• Supplied material
----------------------------------------

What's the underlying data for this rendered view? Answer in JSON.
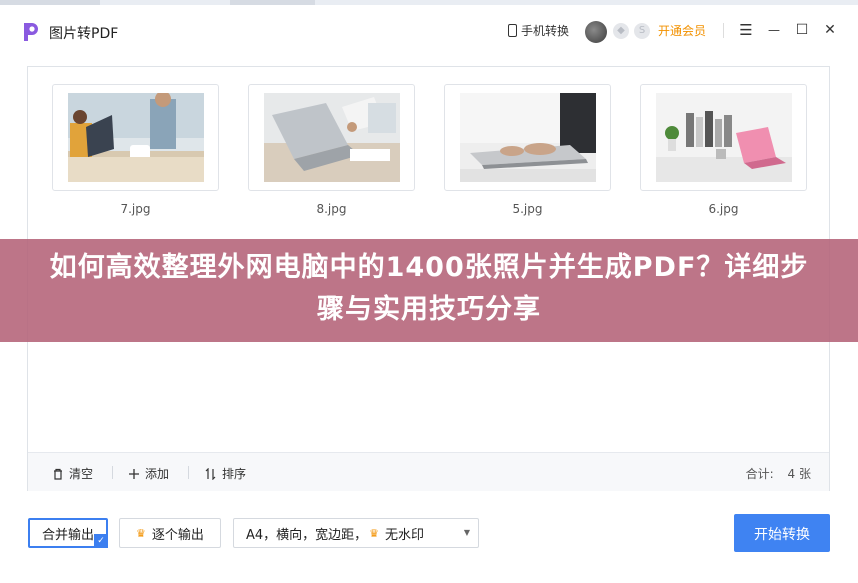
{
  "app": {
    "title": "图片转PDF"
  },
  "toolbar": {
    "phone_convert": "手机转换",
    "vip_label": "开通会员",
    "badge1": "◆",
    "badge2": "S"
  },
  "window": {
    "menu": "☰",
    "minimize": "—",
    "maximize": "☐",
    "close": "✕"
  },
  "images": [
    {
      "name": "7.jpg"
    },
    {
      "name": "8.jpg"
    },
    {
      "name": "5.jpg"
    },
    {
      "name": "6.jpg"
    }
  ],
  "overlay": {
    "title": "如何高效整理外网电脑中的1400张照片并生成PDF？详细步骤与实用技巧分享"
  },
  "panel_footer": {
    "clear": "清空",
    "add": "添加",
    "sort": "排序",
    "count_label": "合计:",
    "count_value": "4 张"
  },
  "output": {
    "merge": "合并输出",
    "each": "逐个输出",
    "settings": "A4，横向，宽边距，",
    "watermark": "无水印",
    "start": "开始转换"
  },
  "colors": {
    "accent": "#3f83f2",
    "vip": "#f29100",
    "overlay": "#b46278"
  }
}
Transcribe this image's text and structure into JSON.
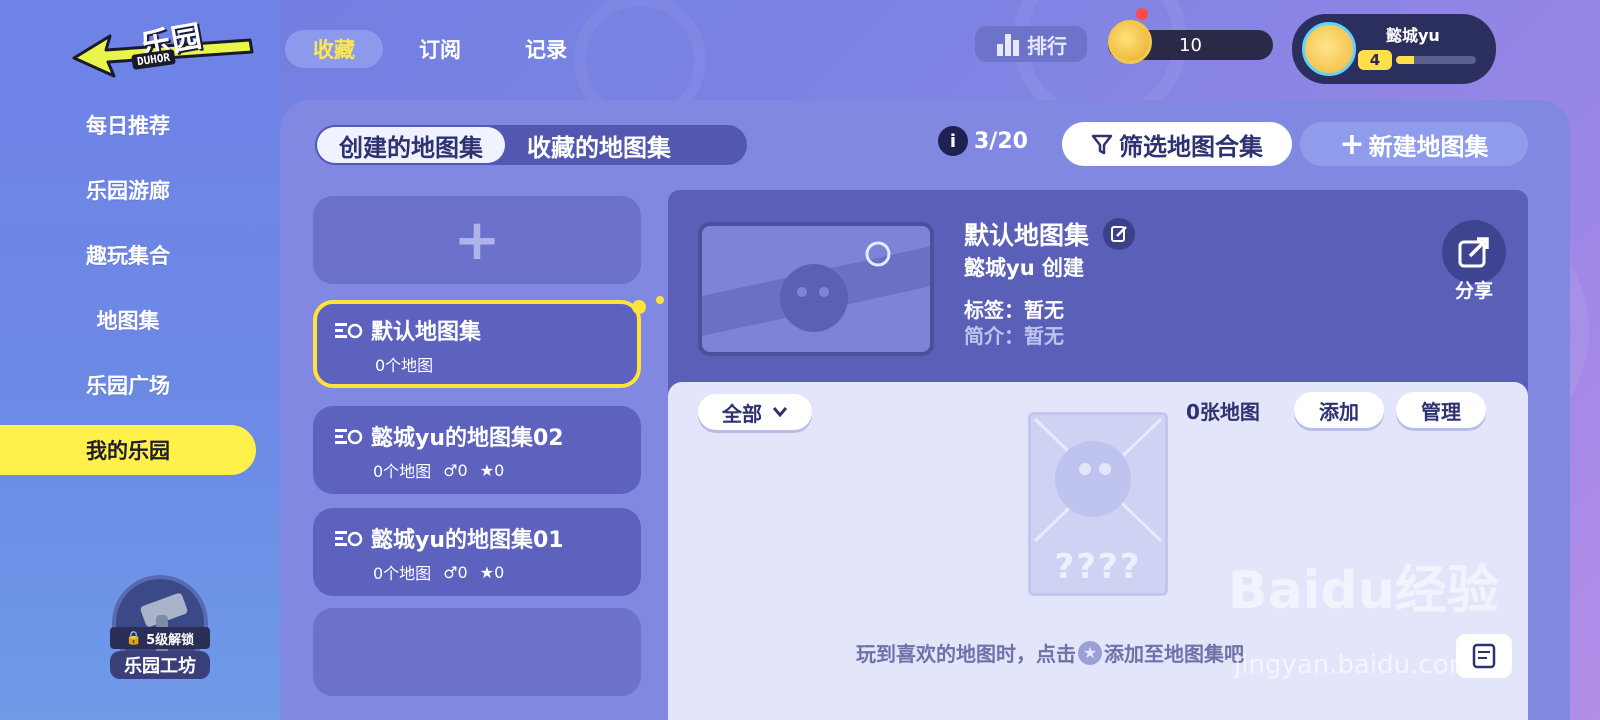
{
  "logo": {
    "title": "乐园",
    "subtitle": "DUHOR"
  },
  "nav": {
    "items": [
      {
        "label": "每日推荐"
      },
      {
        "label": "乐园游廊"
      },
      {
        "label": "趣玩集合"
      },
      {
        "label": "地图集"
      },
      {
        "label": "乐园广场"
      },
      {
        "label": "我的乐园",
        "active": true
      }
    ]
  },
  "workshop": {
    "lock_label": "5级解锁",
    "label": "乐园工坊"
  },
  "top_tabs": [
    {
      "label": "收藏",
      "active": true
    },
    {
      "label": "订阅"
    },
    {
      "label": "记录"
    }
  ],
  "rank": {
    "label": "排行"
  },
  "coins": {
    "value": "10"
  },
  "user": {
    "name": "懿城yu",
    "level": "4",
    "xp_fraction": 0.22
  },
  "sub_tabs": [
    {
      "label": "创建的地图集",
      "active": true
    },
    {
      "label": "收藏的地图集"
    }
  ],
  "count_info": {
    "text": "3/20"
  },
  "filter_button": {
    "label": "筛选地图合集"
  },
  "new_button": {
    "label": "新建地图集"
  },
  "collections": [
    {
      "title": "默认地图集",
      "maps": "0个地图",
      "selected": true
    },
    {
      "title": "懿城yu的地图集02",
      "maps": "0个地图",
      "plays": "0",
      "stars": "0"
    },
    {
      "title": "懿城yu的地图集01",
      "maps": "0个地图",
      "plays": "0",
      "stars": "0"
    }
  ],
  "detail": {
    "title": "默认地图集",
    "creator": "懿城yu 创建",
    "tag": "标签：暂无",
    "intro": "简介：暂无",
    "share_label": "分享",
    "filter_value": "全部",
    "map_count": "0张地图",
    "add_label": "添加",
    "manage_label": "管理",
    "placeholder_text": "????",
    "hint_before": "玩到喜欢的地图时，点击",
    "hint_after": "添加至地图集吧"
  },
  "watermark": {
    "text": "Baidu经验",
    "url": "jingyan.baidu.com"
  },
  "colors": {
    "accent_yellow": "#ffe23a",
    "panel": "#5a5fb8",
    "body_light": "#e3e6fb",
    "text_dark": "#2e3270"
  }
}
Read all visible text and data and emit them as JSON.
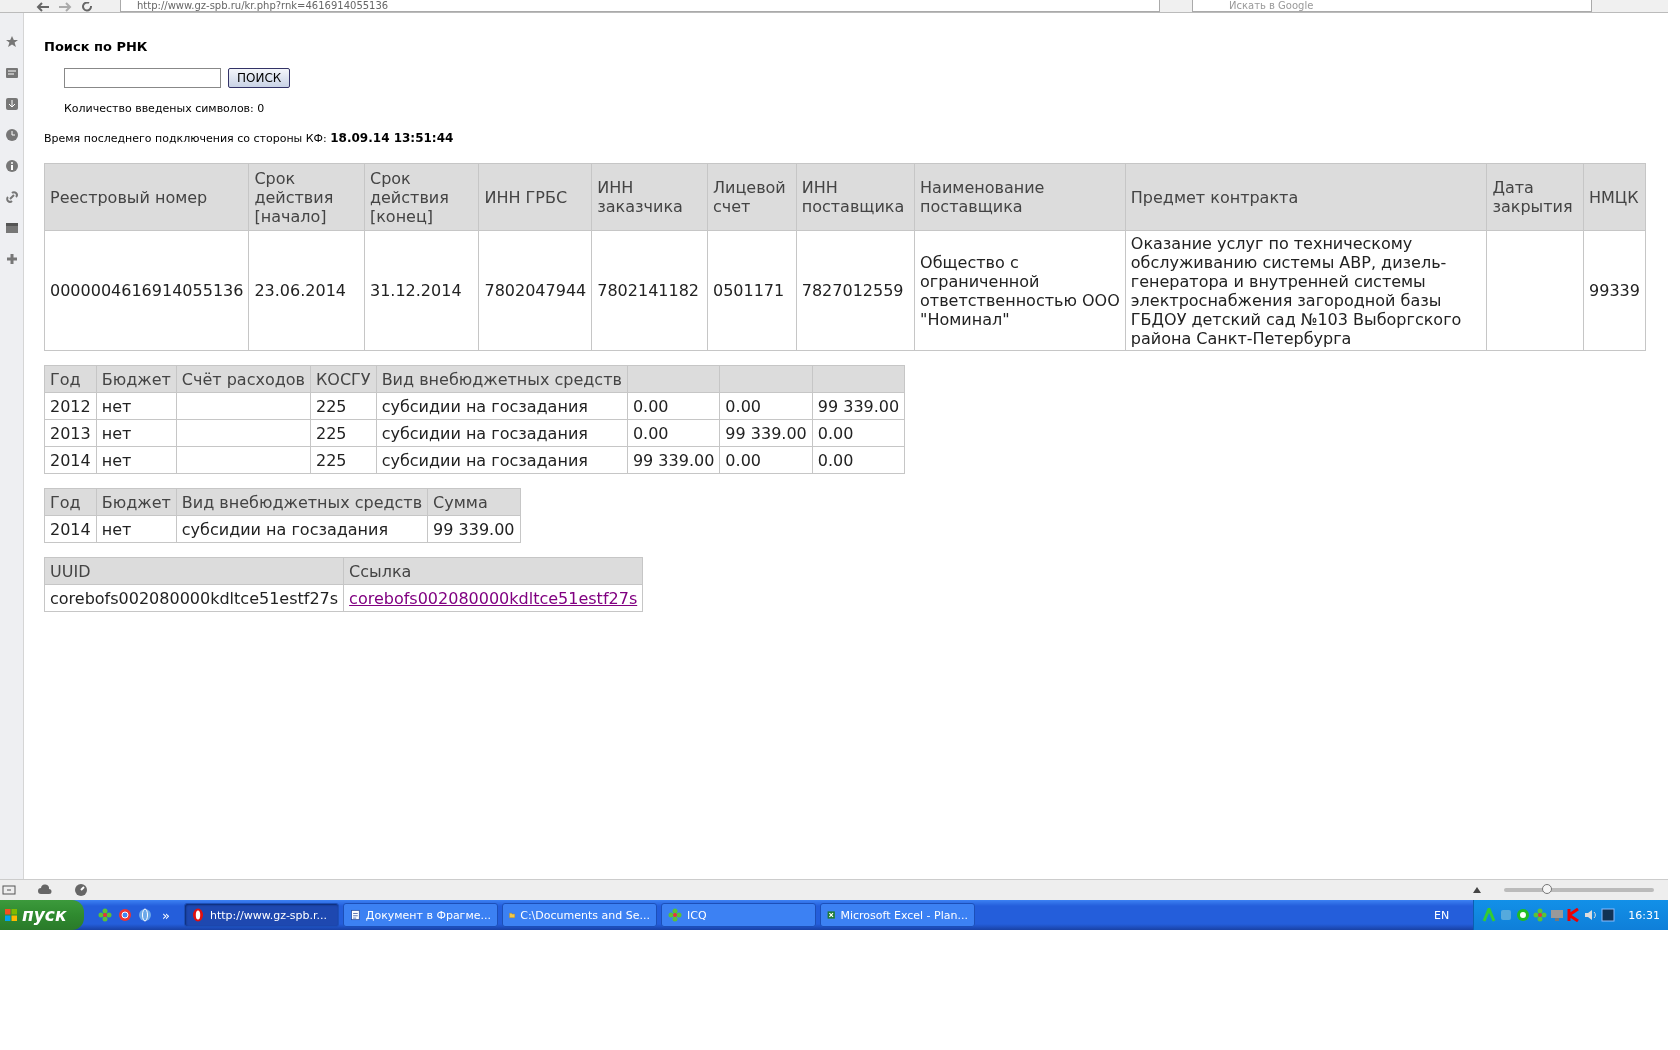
{
  "browser": {
    "url": "http://www.gz-spb.ru/kr.php?rnk=4616914055136",
    "search_placeholder": "Искать в Google"
  },
  "page": {
    "title": "Поиск по РНК",
    "search_button": "ПОИСК",
    "char_count": "Количество введеных символов: 0",
    "last_connection_label": "Время последнего подключения со стороны КФ:",
    "last_connection_value": "18.09.14 13:51:44"
  },
  "contract_table": {
    "columns": [
      "Реестровый номер",
      "Срок действия [начало]",
      "Срок действия [конец]",
      "ИНН ГРБС",
      "ИНН заказчика",
      "Лицевой счет",
      "ИНН поставщика",
      "Наименование поставщика",
      "Предмет контракта",
      "Дата закрытия",
      "НМЦК"
    ],
    "rows": [
      [
        "0000004616914055136",
        "23.06.2014",
        "31.12.2014",
        "7802047944",
        "7802141182",
        "0501171",
        "7827012559",
        "Общество с ограниченной ответственностью ООО \"Номинал\"",
        "Оказание услуг по техническому обслуживанию системы АВР, дизель-генератора и внутренней системы электроснабжения загородной базы ГБДОУ детский сад №103 Выборгского района Санкт-Петербурга",
        "",
        "99339"
      ]
    ]
  },
  "finance_table": {
    "columns": [
      "Год",
      "Бюджет",
      "Счёт расходов",
      "КОСГУ",
      "Вид внебюджетных средств"
    ],
    "rows": [
      [
        "2012",
        "нет",
        "",
        "225",
        "субсидии на госзадания",
        "0.00",
        "0.00",
        "99 339.00"
      ],
      [
        "2013",
        "нет",
        "",
        "225",
        "субсидии на госзадания",
        "0.00",
        "99 339.00",
        "0.00"
      ],
      [
        "2014",
        "нет",
        "",
        "225",
        "субсидии на госзадания",
        "99 339.00",
        "0.00",
        "0.00"
      ]
    ]
  },
  "sum_table": {
    "columns": [
      "Год",
      "Бюджет",
      "Вид внебюджетных средств",
      "Сумма"
    ],
    "rows": [
      [
        "2014",
        "нет",
        "субсидии на госзадания",
        "99 339.00"
      ]
    ]
  },
  "uuid_table": {
    "columns": [
      "UUID",
      "Ссылка"
    ],
    "rows": [
      {
        "uuid": "corebofs002080000kdltce51estf27s",
        "link": "corebofs002080000kdltce51estf27s"
      }
    ]
  },
  "zoom": {
    "level": 0.27
  },
  "taskbar": {
    "start": "пуск",
    "more": "»",
    "tasks": [
      {
        "label": "http://www.gz-spb.r...",
        "kind": "opera",
        "selected": true
      },
      {
        "label": "Документ в Фрагме...",
        "kind": "doc",
        "selected": false
      },
      {
        "label": "C:\\Documents and Se...",
        "kind": "folder",
        "selected": false
      },
      {
        "label": "ICQ",
        "kind": "flower",
        "selected": false
      },
      {
        "label": "Microsoft Excel - Plan...",
        "kind": "excel",
        "selected": false
      }
    ],
    "language": "EN",
    "clock": "16:31"
  }
}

----------------------------------------

• What the task requires
Repeat every record precisely. Any picture among them stays out of the copy.

• Expected output
What's the underlying data for this rendered view? Answer in JSON.
{
  "app": {
    "title": "图片转PDF"
  },
  "toolbar": {
    "phone_convert": "手机转换",
    "vip_label": "开通会员",
    "badge1": "◆",
    "badge2": "S"
  },
  "window": {
    "menu": "☰",
    "minimize": "—",
    "maximize": "☐",
    "close": "✕"
  },
  "images": [
    {
      "name": "7.jpg"
    },
    {
      "name": "8.jpg"
    },
    {
      "name": "5.jpg"
    },
    {
      "name": "6.jpg"
    }
  ],
  "overlay": {
    "title": "如何高效整理外网电脑中的1400张照片并生成PDF？详细步骤与实用技巧分享"
  },
  "panel_footer": {
    "clear": "清空",
    "add": "添加",
    "sort": "排序",
    "count_label": "合计:",
    "count_value": "4 张"
  },
  "output": {
    "merge": "合并输出",
    "each": "逐个输出",
    "settings": "A4，横向，宽边距，",
    "watermark": "无水印",
    "start": "开始转换"
  },
  "colors": {
    "accent": "#3f83f2",
    "vip": "#f29100",
    "overlay": "#b46278"
  }
}
Transcribe this image's text and structure into JSON.
{
  "logo": {
    "title": "乐园",
    "subtitle": "DUHOR"
  },
  "nav": {
    "items": [
      {
        "label": "每日推荐"
      },
      {
        "label": "乐园游廊"
      },
      {
        "label": "趣玩集合"
      },
      {
        "label": "地图集"
      },
      {
        "label": "乐园广场"
      },
      {
        "label": "我的乐园",
        "active": true
      }
    ]
  },
  "workshop": {
    "lock_label": "5级解锁",
    "label": "乐园工坊"
  },
  "top_tabs": [
    {
      "label": "收藏",
      "active": true
    },
    {
      "label": "订阅"
    },
    {
      "label": "记录"
    }
  ],
  "rank": {
    "label": "排行"
  },
  "coins": {
    "value": "10"
  },
  "user": {
    "name": "懿城yu",
    "level": "4",
    "xp_fraction": 0.22
  },
  "sub_tabs": [
    {
      "label": "创建的地图集",
      "active": true
    },
    {
      "label": "收藏的地图集"
    }
  ],
  "count_info": {
    "text": "3/20"
  },
  "filter_button": {
    "label": "筛选地图合集"
  },
  "new_button": {
    "label": "新建地图集"
  },
  "collections": [
    {
      "title": "默认地图集",
      "maps": "0个地图",
      "selected": true
    },
    {
      "title": "懿城yu的地图集02",
      "maps": "0个地图",
      "plays": "0",
      "stars": "0"
    },
    {
      "title": "懿城yu的地图集01",
      "maps": "0个地图",
      "plays": "0",
      "stars": "0"
    }
  ],
  "detail": {
    "title": "默认地图集",
    "creator": "懿城yu 创建",
    "tag": "标签：暂无",
    "intro": "简介：暂无",
    "share_label": "分享",
    "filter_value": "全部",
    "map_count": "0张地图",
    "add_label": "添加",
    "manage_label": "管理",
    "placeholder_text": "????",
    "hint_before": "玩到喜欢的地图时，点击",
    "hint_after": "添加至地图集吧"
  },
  "watermark": {
    "text": "Baidu经验",
    "url": "jingyan.baidu.com"
  },
  "colors": {
    "accent_yellow": "#ffe23a",
    "panel": "#5a5fb8",
    "body_light": "#e3e6fb",
    "text_dark": "#2e3270"
  }
}
Read all visible text and data and emit them as JSON.
{
  "browser": {
    "url": "http://www.gz-spb.ru/kr.php?rnk=4616914055136",
    "search_placeholder": "Искать в Google"
  },
  "page": {
    "title": "Поиск по РНК",
    "search_button": "ПОИСК",
    "char_count": "Количество введеных символов: 0",
    "last_connection_label": "Время последнего подключения со стороны КФ:",
    "last_connection_value": "18.09.14 13:51:44"
  },
  "contract_table": {
    "columns": [
      "Реестровый номер",
      "Срок действия [начало]",
      "Срок действия [конец]",
      "ИНН ГРБС",
      "ИНН заказчика",
      "Лицевой счет",
      "ИНН поставщика",
      "Наименование поставщика",
      "Предмет контракта",
      "Дата закрытия",
      "НМЦК"
    ],
    "rows": [
      [
        "0000004616914055136",
        "23.06.2014",
        "31.12.2014",
        "7802047944",
        "7802141182",
        "0501171",
        "7827012559",
        "Общество с ограниченной ответственностью ООО \"Номинал\"",
        "Оказание услуг по техническому обслуживанию системы АВР, дизель-генератора и внутренней системы электроснабжения загородной базы ГБДОУ детский сад №103 Выборгского района Санкт-Петербурга",
        "",
        "99339"
      ]
    ]
  },
  "finance_table": {
    "columns": [
      "Год",
      "Бюджет",
      "Счёт расходов",
      "КОСГУ",
      "Вид внебюджетных средств"
    ],
    "rows": [
      [
        "2012",
        "нет",
        "",
        "225",
        "субсидии на госзадания",
        "0.00",
        "0.00",
        "99 339.00"
      ],
      [
        "2013",
        "нет",
        "",
        "225",
        "субсидии на госзадания",
        "0.00",
        "99 339.00",
        "0.00"
      ],
      [
        "2014",
        "нет",
        "",
        "225",
        "субсидии на госзадания",
        "99 339.00",
        "0.00",
        "0.00"
      ]
    ]
  },
  "sum_table": {
    "columns": [
      "Год",
      "Бюджет",
      "Вид внебюджетных средств",
      "Сумма"
    ],
    "rows": [
      [
        "2014",
        "нет",
        "субсидии на госзадания",
        "99 339.00"
      ]
    ]
  },
  "uuid_table": {
    "columns": [
      "UUID",
      "Ссылка"
    ],
    "rows": [
      {
        "uuid": "corebofs002080000kdltce51estf27s",
        "link": "corebofs002080000kdltce51estf27s"
      }
    ]
  },
  "zoom": {
    "level": 0.27
  },
  "taskbar": {
    "start": "пуск",
    "more": "»",
    "tasks": [
      {
        "label": "http://www.gz-spb.r...",
        "kind": "opera",
        "selected": true
      },
      {
        "label": "Документ в Фрагме...",
        "kind": "doc",
        "selected": false
      },
      {
        "label": "C:\\Documents and Se...",
        "kind": "folder",
        "selected": false
      },
      {
        "label": "ICQ",
        "kind": "flower",
        "selected": false
      },
      {
        "label": "Microsoft Excel - Plan...",
        "kind": "excel",
        "selected": false
      }
    ],
    "language": "EN",
    "clock": "16:31"
  }
}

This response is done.